- _TASK REQUIREMENTS_
Gather all lines in the data that hold the string "What".

- _PROVIDED DATA_
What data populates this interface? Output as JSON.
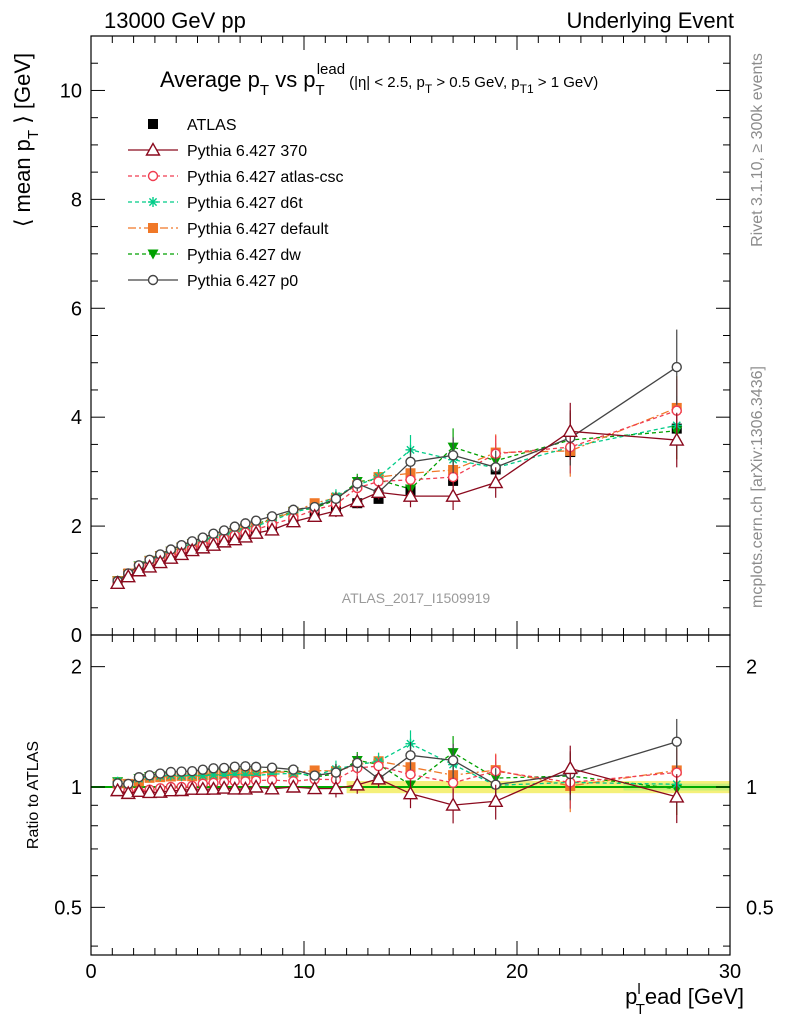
{
  "header": {
    "left": "13000 GeV pp",
    "right": "Underlying Event"
  },
  "side_labels": {
    "rivet": "Rivet 3.1.10, ≥ 300k events",
    "mcplots": "mcplots.cern.ch [arXiv:1306.3436]"
  },
  "watermark": "ATLAS_2017_I1509919",
  "colors": {
    "ATLAS": "#000000",
    "p370": "#8b0a1e",
    "atlascsc": "#f03c50",
    "d6t": "#00cc88",
    "default": "#f07828",
    "dw": "#00a000",
    "p0": "#444444",
    "band": "#f5f07a",
    "band_inner": "#c8f07a",
    "ratio_line": "#00aa00"
  },
  "chart_data": {
    "type": "line",
    "title": {
      "lead": "Average p",
      "sub1": "T",
      "mid": " vs p",
      "sub2": "T",
      "sup2": "lead",
      "cut": "(|η| < 2.5, p",
      "cut_sub1": "T",
      "cut2": " > 0.5 GeV, p",
      "cut_sub2": "T1",
      "cut3": " > 1 GeV)"
    },
    "ylabel": {
      "main": "⟨ mean p",
      "sub": "T",
      "tail": " ⟩ [GeV]"
    },
    "ratio_ylabel": "Ratio to ATLAS",
    "xlabel": {
      "main": "p",
      "sup": "l",
      "sub": "T",
      "tail": "ead [GeV]"
    },
    "xlim": [
      0,
      30
    ],
    "ylim": [
      0,
      11
    ],
    "ratio_ylim": [
      0.38,
      2.4
    ],
    "x_ticks": [
      "0",
      "10",
      "20",
      "30"
    ],
    "y_ticks": [
      "0",
      "2",
      "4",
      "6",
      "8",
      "10"
    ],
    "ratio_ticks": [
      "0.5",
      "1",
      "2"
    ],
    "x": [
      1.25,
      1.75,
      2.25,
      2.75,
      3.25,
      3.75,
      4.25,
      4.75,
      5.25,
      5.75,
      6.25,
      6.75,
      7.25,
      7.75,
      8.5,
      9.5,
      10.5,
      11.5,
      12.5,
      13.5,
      15,
      17,
      19,
      22.5,
      27.5
    ],
    "series": [
      {
        "name": "ATLAS",
        "key": "ATLAS",
        "marker": "square-filled",
        "dash": "none",
        "values": [
          0.97,
          1.11,
          1.21,
          1.29,
          1.37,
          1.44,
          1.51,
          1.57,
          1.62,
          1.67,
          1.72,
          1.77,
          1.82,
          1.87,
          1.95,
          2.08,
          2.2,
          2.3,
          2.42,
          2.5,
          2.65,
          2.83,
          3.04,
          3.36,
          3.79
        ]
      },
      {
        "name": "Pythia 6.427 370",
        "key": "p370",
        "marker": "triangle-open",
        "dash": "none",
        "values": [
          0.95,
          1.07,
          1.18,
          1.25,
          1.33,
          1.41,
          1.48,
          1.55,
          1.6,
          1.65,
          1.71,
          1.75,
          1.8,
          1.87,
          1.93,
          2.08,
          2.18,
          2.28,
          2.45,
          2.62,
          2.55,
          2.55,
          2.8,
          3.74,
          3.58
        ]
      },
      {
        "name": "Pythia 6.427 atlas-csc",
        "key": "atlascsc",
        "marker": "circle-open",
        "dash": "4,3",
        "values": [
          0.98,
          1.08,
          1.18,
          1.27,
          1.36,
          1.44,
          1.51,
          1.58,
          1.65,
          1.71,
          1.77,
          1.83,
          1.88,
          1.94,
          2.03,
          2.15,
          2.3,
          2.4,
          2.7,
          2.82,
          2.85,
          2.9,
          3.33,
          3.45,
          4.12
        ]
      },
      {
        "name": "Pythia 6.427 d6t",
        "key": "d6t",
        "marker": "star",
        "dash": "4,3",
        "values": [
          1.0,
          1.12,
          1.27,
          1.37,
          1.46,
          1.54,
          1.61,
          1.68,
          1.73,
          1.79,
          1.84,
          1.9,
          1.95,
          2.0,
          2.1,
          2.25,
          2.35,
          2.55,
          2.75,
          2.9,
          3.4,
          3.22,
          3.07,
          3.45,
          3.85
        ]
      },
      {
        "name": "Pythia 6.427 default",
        "key": "default",
        "marker": "square-filled",
        "dash": "8,3,2,3",
        "values": [
          0.99,
          1.13,
          1.25,
          1.36,
          1.45,
          1.53,
          1.61,
          1.67,
          1.73,
          1.79,
          1.85,
          1.91,
          1.96,
          2.02,
          2.13,
          2.26,
          2.42,
          2.52,
          2.75,
          2.9,
          2.97,
          3.03,
          3.35,
          3.38,
          4.17
        ]
      },
      {
        "name": "Pythia 6.427 dw",
        "key": "dw",
        "marker": "triangle-down-filled",
        "dash": "4,3",
        "values": [
          1.0,
          1.13,
          1.27,
          1.37,
          1.46,
          1.54,
          1.61,
          1.68,
          1.74,
          1.8,
          1.86,
          1.92,
          1.97,
          2.03,
          2.14,
          2.27,
          2.33,
          2.48,
          2.82,
          2.85,
          2.68,
          3.45,
          3.2,
          3.58,
          3.75
        ]
      },
      {
        "name": "Pythia 6.427 p0",
        "key": "p0",
        "marker": "circle-open",
        "dash": "none",
        "values": [
          0.99,
          1.13,
          1.28,
          1.38,
          1.48,
          1.57,
          1.65,
          1.72,
          1.79,
          1.86,
          1.92,
          1.99,
          2.05,
          2.1,
          2.18,
          2.3,
          2.35,
          2.5,
          2.78,
          2.62,
          3.18,
          3.3,
          3.08,
          3.62,
          4.92
        ]
      }
    ]
  }
}
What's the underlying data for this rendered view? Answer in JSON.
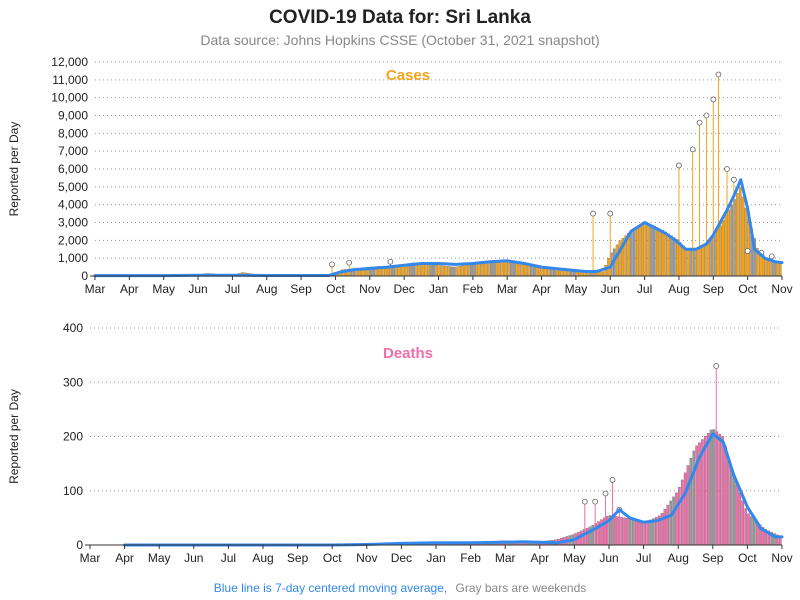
{
  "title": "COVID-19 Data for: Sri Lanka",
  "subtitle": "Data source: Johns Hopkins CSSE (October 31, 2021 snapshot)",
  "footer": {
    "blue_note": "Blue line is 7-day centered moving average,",
    "gray_note": "Gray bars are weekends"
  },
  "colors": {
    "cases_bar": "#F5A31A",
    "deaths_bar": "#F06EAA",
    "moving_average": "#3388EE",
    "grid": "#999999",
    "spike": "#777777"
  },
  "chart_data": [
    {
      "type": "bar",
      "id": "cases",
      "label": "Cases",
      "ylabel": "Reported per Day",
      "ylim": [
        0,
        12000
      ],
      "yticks": [
        0,
        1000,
        2000,
        3000,
        4000,
        5000,
        6000,
        7000,
        8000,
        9000,
        10000,
        11000,
        12000
      ],
      "ytick_labels": [
        "0",
        "1,000",
        "2,000",
        "3,000",
        "4,000",
        "5,000",
        "6,000",
        "7,000",
        "8,000",
        "9,000",
        "10,000",
        "11,000",
        "12,000"
      ],
      "xlim": [
        0,
        20
      ],
      "xtick_labels": [
        "Mar",
        "Apr",
        "May",
        "Jun",
        "Jul",
        "Aug",
        "Sep",
        "Oct",
        "Nov",
        "Dec",
        "Jan",
        "Feb",
        "Mar",
        "Apr",
        "May",
        "Jun",
        "Jul",
        "Aug",
        "Sep",
        "Oct",
        "Nov"
      ],
      "grid": "horizontal dotted",
      "series": [
        {
          "name": "Reported per Day",
          "x": [
            0,
            1,
            2,
            3,
            3.3,
            4,
            4.3,
            5,
            6,
            6.8,
            7.1,
            7.2,
            7.5,
            8,
            8.3,
            8.6,
            9,
            9.3,
            9.6,
            10,
            10.5,
            11,
            11.5,
            12,
            12.5,
            13,
            13.3,
            13.6,
            14,
            14.2,
            14.5,
            14.8,
            15,
            15.3,
            15.6,
            16,
            16.3,
            16.6,
            17,
            17.2,
            17.4,
            17.6,
            17.8,
            18,
            18.2,
            18.4,
            18.6,
            18.8,
            19,
            19.3,
            19.6,
            20
          ],
          "values": [
            0,
            10,
            30,
            60,
            150,
            20,
            200,
            10,
            5,
            30,
            250,
            350,
            400,
            500,
            550,
            450,
            600,
            750,
            700,
            600,
            500,
            700,
            800,
            900,
            700,
            500,
            400,
            400,
            300,
            250,
            200,
            250,
            1200,
            2000,
            2500,
            3000,
            2800,
            2500,
            2000,
            1500,
            1400,
            1600,
            1800,
            2200,
            2800,
            3500,
            4200,
            5000,
            3500,
            1500,
            900,
            700
          ]
        },
        {
          "name": "7-day average",
          "x": [
            0,
            1,
            2,
            3,
            4,
            5,
            6,
            6.8,
            7.1,
            7.5,
            8,
            8.5,
            9,
            9.5,
            10,
            10.5,
            11,
            11.5,
            12,
            12.5,
            13,
            13.5,
            14,
            14.3,
            14.6,
            15,
            15.3,
            15.6,
            16,
            16.3,
            16.6,
            16.9,
            17.2,
            17.5,
            17.8,
            18,
            18.2,
            18.4,
            18.6,
            18.8,
            19,
            19.2,
            19.5,
            19.8,
            20
          ],
          "values": [
            20,
            20,
            25,
            40,
            40,
            30,
            30,
            30,
            200,
            350,
            420,
            500,
            600,
            700,
            700,
            650,
            700,
            800,
            850,
            700,
            500,
            400,
            300,
            250,
            250,
            500,
            1500,
            2500,
            3000,
            2700,
            2400,
            2000,
            1500,
            1500,
            1800,
            2300,
            3000,
            3700,
            4500,
            5400,
            3800,
            1500,
            1000,
            800,
            750
          ]
        }
      ],
      "spikes": [
        {
          "x": 6.9,
          "value": 650
        },
        {
          "x": 7.4,
          "value": 750
        },
        {
          "x": 8.6,
          "value": 800
        },
        {
          "x": 14.5,
          "value": 3500
        },
        {
          "x": 15.0,
          "value": 3500
        },
        {
          "x": 17.0,
          "value": 6200
        },
        {
          "x": 17.4,
          "value": 7100
        },
        {
          "x": 17.6,
          "value": 8600
        },
        {
          "x": 17.8,
          "value": 9000
        },
        {
          "x": 18.0,
          "value": 9900
        },
        {
          "x": 18.15,
          "value": 11300
        },
        {
          "x": 18.4,
          "value": 6000
        },
        {
          "x": 18.6,
          "value": 5400
        },
        {
          "x": 19.0,
          "value": 1400
        },
        {
          "x": 19.4,
          "value": 1300
        },
        {
          "x": 19.7,
          "value": 1100
        }
      ]
    },
    {
      "type": "bar",
      "id": "deaths",
      "label": "Deaths",
      "ylabel": "Reported per Day",
      "ylim": [
        0,
        400
      ],
      "yticks": [
        0,
        100,
        200,
        300,
        400
      ],
      "ytick_labels": [
        "0",
        "100",
        "200",
        "300",
        "400"
      ],
      "xlim": [
        0,
        20
      ],
      "xtick_labels": [
        "Mar",
        "Apr",
        "May",
        "Jun",
        "Jul",
        "Aug",
        "Sep",
        "Oct",
        "Nov",
        "Dec",
        "Jan",
        "Feb",
        "Mar",
        "Apr",
        "May",
        "Jun",
        "Jul",
        "Aug",
        "Sep",
        "Oct",
        "Nov"
      ],
      "grid": "horizontal dotted",
      "series": [
        {
          "name": "Reported per Day",
          "x": [
            0,
            1,
            2,
            3,
            4,
            5,
            6,
            7,
            8,
            9,
            10,
            11,
            12,
            12.5,
            13,
            13.5,
            14,
            14.5,
            15,
            15.5,
            16,
            16.5,
            17,
            17.5,
            18,
            18.3,
            18.6,
            19,
            19.5,
            20
          ],
          "values": [
            0,
            0,
            0,
            0,
            0,
            0,
            0,
            0,
            0,
            2,
            3,
            5,
            8,
            7,
            6,
            10,
            20,
            35,
            55,
            50,
            40,
            55,
            100,
            180,
            215,
            200,
            130,
            60,
            30,
            15
          ]
        },
        {
          "name": "7-day average",
          "x": [
            1,
            2,
            3,
            4,
            5,
            6,
            7,
            8,
            9,
            10,
            11,
            12,
            12.5,
            13,
            13.5,
            14,
            14.3,
            14.6,
            15,
            15.3,
            15.6,
            16,
            16.4,
            16.8,
            17.2,
            17.6,
            18,
            18.3,
            18.6,
            19,
            19.4,
            19.8,
            20
          ],
          "values": [
            0,
            0,
            0,
            0,
            0,
            0,
            0,
            1,
            3,
            4,
            4,
            5,
            6,
            5,
            4,
            10,
            20,
            30,
            45,
            65,
            50,
            42,
            45,
            55,
            95,
            160,
            205,
            190,
            130,
            70,
            30,
            15,
            15
          ]
        }
      ],
      "spikes": [
        {
          "x": 14.3,
          "value": 80
        },
        {
          "x": 14.6,
          "value": 80
        },
        {
          "x": 14.9,
          "value": 95
        },
        {
          "x": 15.1,
          "value": 120
        },
        {
          "x": 15.3,
          "value": 65
        },
        {
          "x": 18.1,
          "value": 330
        }
      ]
    }
  ]
}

- _WRITTEN SOLUTION_
What data populates this interface? Output as JSON.
What's the underlying data for this rendered view? Answer in JSON.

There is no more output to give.